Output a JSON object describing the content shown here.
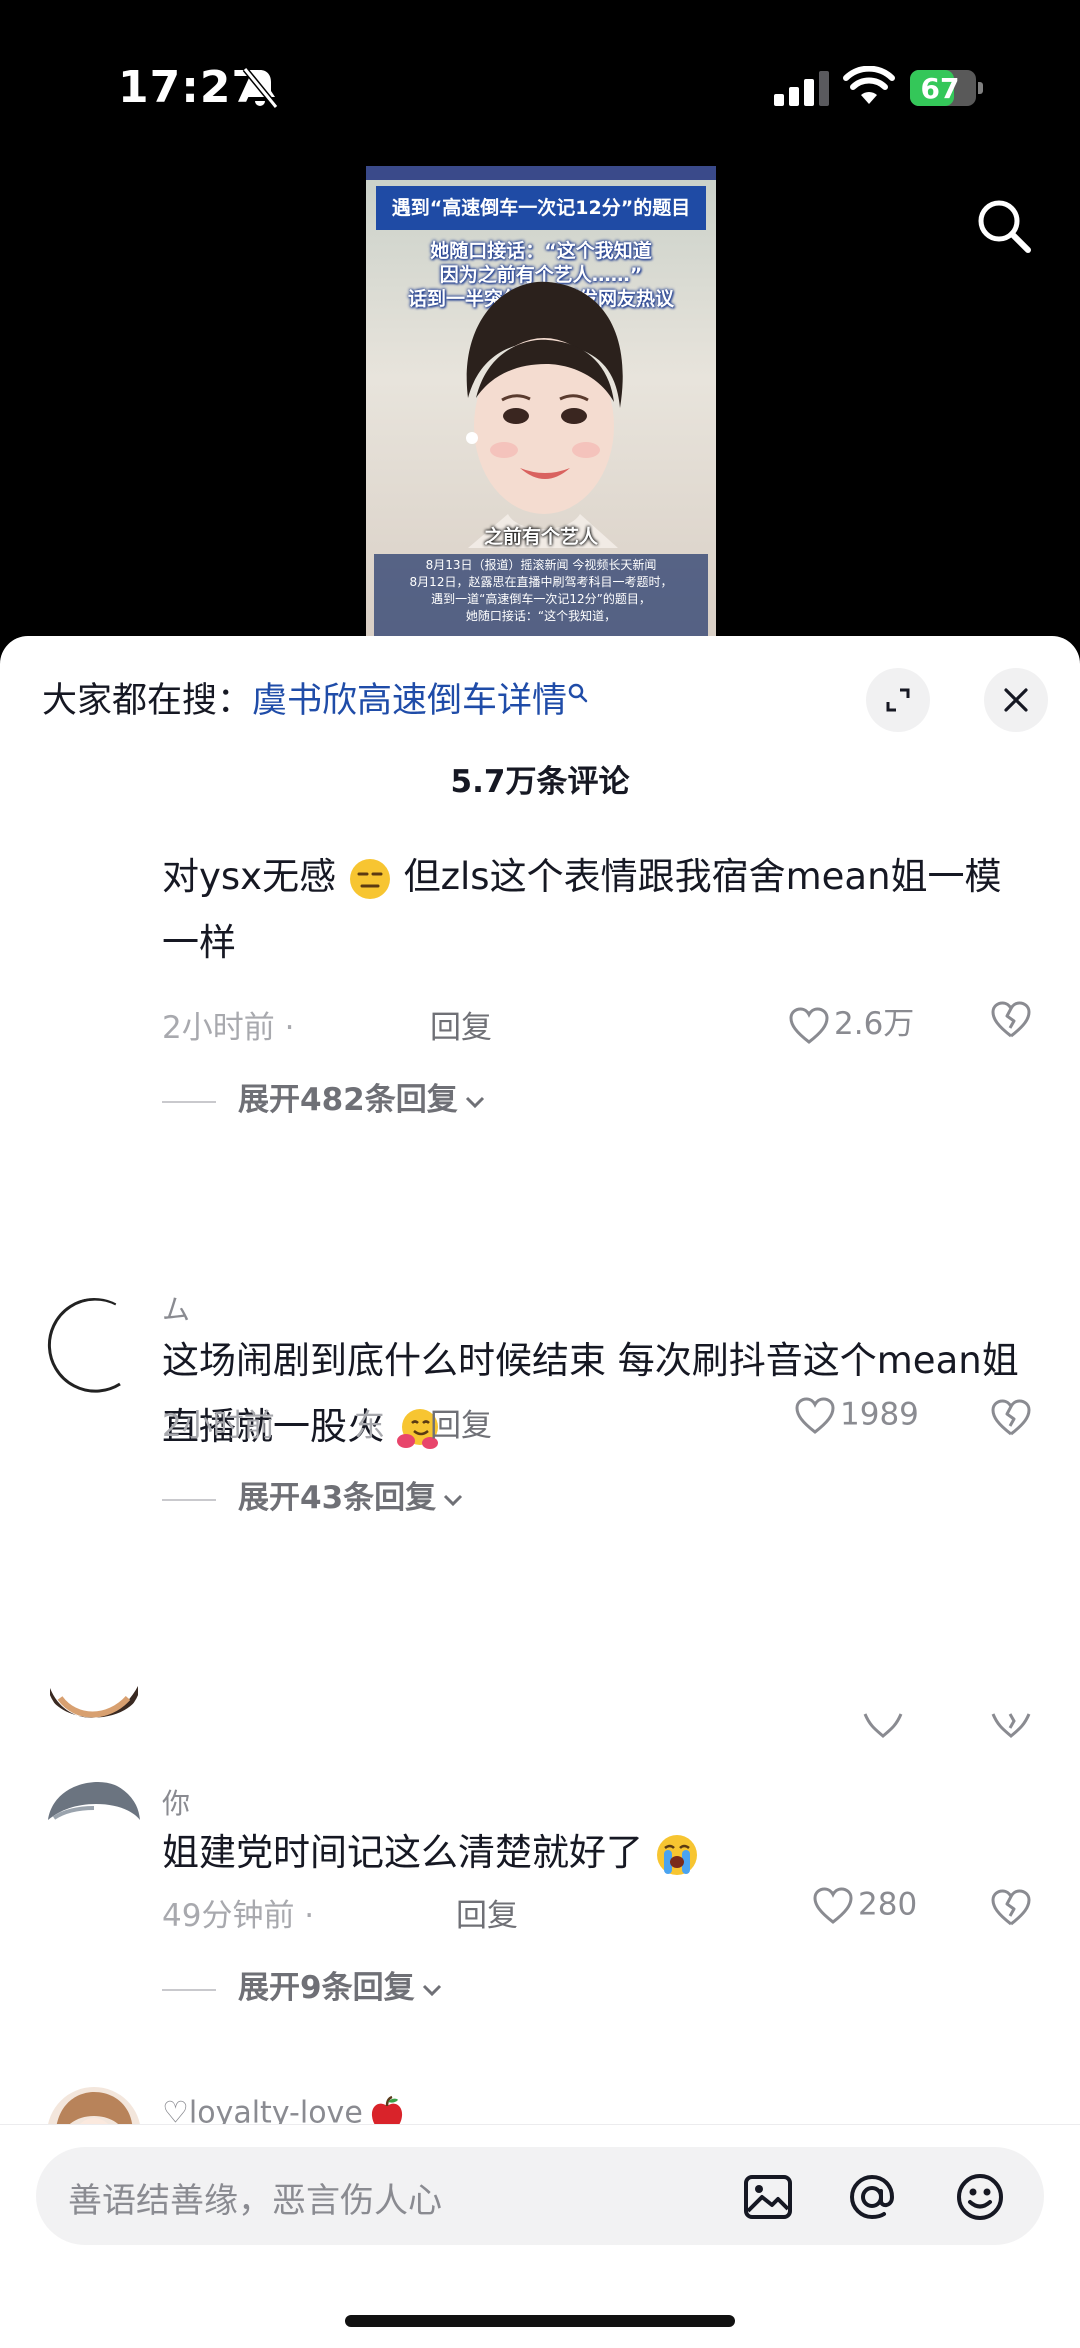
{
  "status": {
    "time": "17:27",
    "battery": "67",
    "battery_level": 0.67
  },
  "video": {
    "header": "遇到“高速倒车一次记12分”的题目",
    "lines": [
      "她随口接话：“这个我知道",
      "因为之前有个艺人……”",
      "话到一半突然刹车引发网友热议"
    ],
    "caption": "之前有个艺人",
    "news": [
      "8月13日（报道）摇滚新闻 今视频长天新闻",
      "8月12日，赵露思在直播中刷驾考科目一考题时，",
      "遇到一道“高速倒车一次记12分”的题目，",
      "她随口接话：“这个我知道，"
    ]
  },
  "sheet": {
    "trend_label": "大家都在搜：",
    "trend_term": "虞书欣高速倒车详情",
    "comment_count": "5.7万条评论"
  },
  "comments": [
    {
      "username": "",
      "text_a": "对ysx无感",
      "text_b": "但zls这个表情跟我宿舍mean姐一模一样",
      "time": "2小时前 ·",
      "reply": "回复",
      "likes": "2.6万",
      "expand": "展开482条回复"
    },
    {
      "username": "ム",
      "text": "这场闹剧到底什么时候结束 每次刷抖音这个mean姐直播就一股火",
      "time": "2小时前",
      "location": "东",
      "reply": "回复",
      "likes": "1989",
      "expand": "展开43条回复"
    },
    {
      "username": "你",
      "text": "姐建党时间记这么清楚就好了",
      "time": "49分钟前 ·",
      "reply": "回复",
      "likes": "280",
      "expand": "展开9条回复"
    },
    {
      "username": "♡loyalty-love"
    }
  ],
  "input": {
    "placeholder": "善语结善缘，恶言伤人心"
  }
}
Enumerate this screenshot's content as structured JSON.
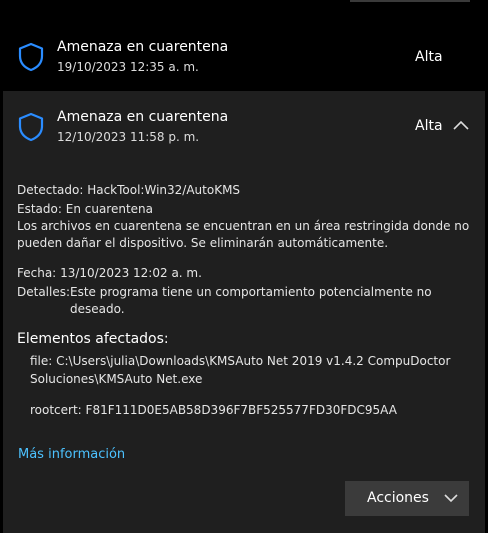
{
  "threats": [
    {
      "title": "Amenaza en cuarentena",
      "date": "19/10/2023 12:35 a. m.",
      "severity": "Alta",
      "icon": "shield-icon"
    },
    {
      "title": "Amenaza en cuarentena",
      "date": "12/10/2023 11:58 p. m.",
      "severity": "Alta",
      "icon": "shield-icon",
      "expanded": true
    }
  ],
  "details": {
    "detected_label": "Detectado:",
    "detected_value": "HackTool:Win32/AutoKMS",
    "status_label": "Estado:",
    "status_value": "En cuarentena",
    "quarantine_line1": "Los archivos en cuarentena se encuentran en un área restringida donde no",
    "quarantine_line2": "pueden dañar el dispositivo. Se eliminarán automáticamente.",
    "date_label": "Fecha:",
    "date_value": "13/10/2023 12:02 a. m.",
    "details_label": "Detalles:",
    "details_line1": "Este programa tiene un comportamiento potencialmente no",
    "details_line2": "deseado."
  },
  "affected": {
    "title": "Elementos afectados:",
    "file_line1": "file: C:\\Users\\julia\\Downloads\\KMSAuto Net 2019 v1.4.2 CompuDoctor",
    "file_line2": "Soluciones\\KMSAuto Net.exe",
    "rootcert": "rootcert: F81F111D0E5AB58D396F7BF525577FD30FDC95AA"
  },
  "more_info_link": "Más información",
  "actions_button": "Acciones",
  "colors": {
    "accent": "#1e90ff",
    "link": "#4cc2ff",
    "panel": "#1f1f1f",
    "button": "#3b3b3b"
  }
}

------------------------

Every record must be copied exactly, with images dropped from the result.

Output a JSON object describing the content shown here.
{
  "status": {
    "time": "17:27",
    "battery": "67",
    "battery_level": 0.67
  },
  "video": {
    "header": "遇到“高速倒车一次记12分”的题目",
    "lines": [
      "她随口接话：“这个我知道",
      "因为之前有个艺人……”",
      "话到一半突然刹车引发网友热议"
    ],
    "caption": "之前有个艺人",
    "news": [
      "8月13日（报道）摇滚新闻 今视频长天新闻",
      "8月12日，赵露思在直播中刷驾考科目一考题时，",
      "遇到一道“高速倒车一次记12分”的题目，",
      "她随口接话：“这个我知道，"
    ]
  },
  "sheet": {
    "trend_label": "大家都在搜：",
    "trend_term": "虞书欣高速倒车详情",
    "comment_count": "5.7万条评论"
  },
  "comments": [
    {
      "username": "",
      "text_a": "对ysx无感",
      "text_b": "但zls这个表情跟我宿舍mean姐一模一样",
      "time": "2小时前 ·",
      "reply": "回复",
      "likes": "2.6万",
      "expand": "展开482条回复"
    },
    {
      "username": "ム",
      "text": "这场闹剧到底什么时候结束 每次刷抖音这个mean姐直播就一股火",
      "time": "2小时前",
      "location": "东",
      "reply": "回复",
      "likes": "1989",
      "expand": "展开43条回复"
    },
    {
      "username": "你",
      "text": "姐建党时间记这么清楚就好了",
      "time": "49分钟前 ·",
      "reply": "回复",
      "likes": "280",
      "expand": "展开9条回复"
    },
    {
      "username": "♡loyalty-love"
    }
  ],
  "input": {
    "placeholder": "善语结善缘，恶言伤人心"
  }
}
Enumerate this screenshot's content as structured JSON.
{
  "threats": [
    {
      "title": "Amenaza en cuarentena",
      "date": "19/10/2023 12:35 a. m.",
      "severity": "Alta",
      "icon": "shield-icon"
    },
    {
      "title": "Amenaza en cuarentena",
      "date": "12/10/2023 11:58 p. m.",
      "severity": "Alta",
      "icon": "shield-icon",
      "expanded": true
    }
  ],
  "details": {
    "detected_label": "Detectado:",
    "detected_value": "HackTool:Win32/AutoKMS",
    "status_label": "Estado:",
    "status_value": "En cuarentena",
    "quarantine_line1": "Los archivos en cuarentena se encuentran en un área restringida donde no",
    "quarantine_line2": "pueden dañar el dispositivo. Se eliminarán automáticamente.",
    "date_label": "Fecha:",
    "date_value": "13/10/2023 12:02 a. m.",
    "details_label": "Detalles:",
    "details_line1": "Este programa tiene un comportamiento potencialmente no",
    "details_line2": "deseado."
  },
  "affected": {
    "title": "Elementos afectados:",
    "file_line1": "file: C:\\Users\\julia\\Downloads\\KMSAuto Net 2019 v1.4.2 CompuDoctor",
    "file_line2": "Soluciones\\KMSAuto Net.exe",
    "rootcert": "rootcert: F81F111D0E5AB58D396F7BF525577FD30FDC95AA"
  },
  "more_info_link": "Más información",
  "actions_button": "Acciones",
  "colors": {
    "accent": "#1e90ff",
    "link": "#4cc2ff",
    "panel": "#1f1f1f",
    "button": "#3b3b3b"
  }
}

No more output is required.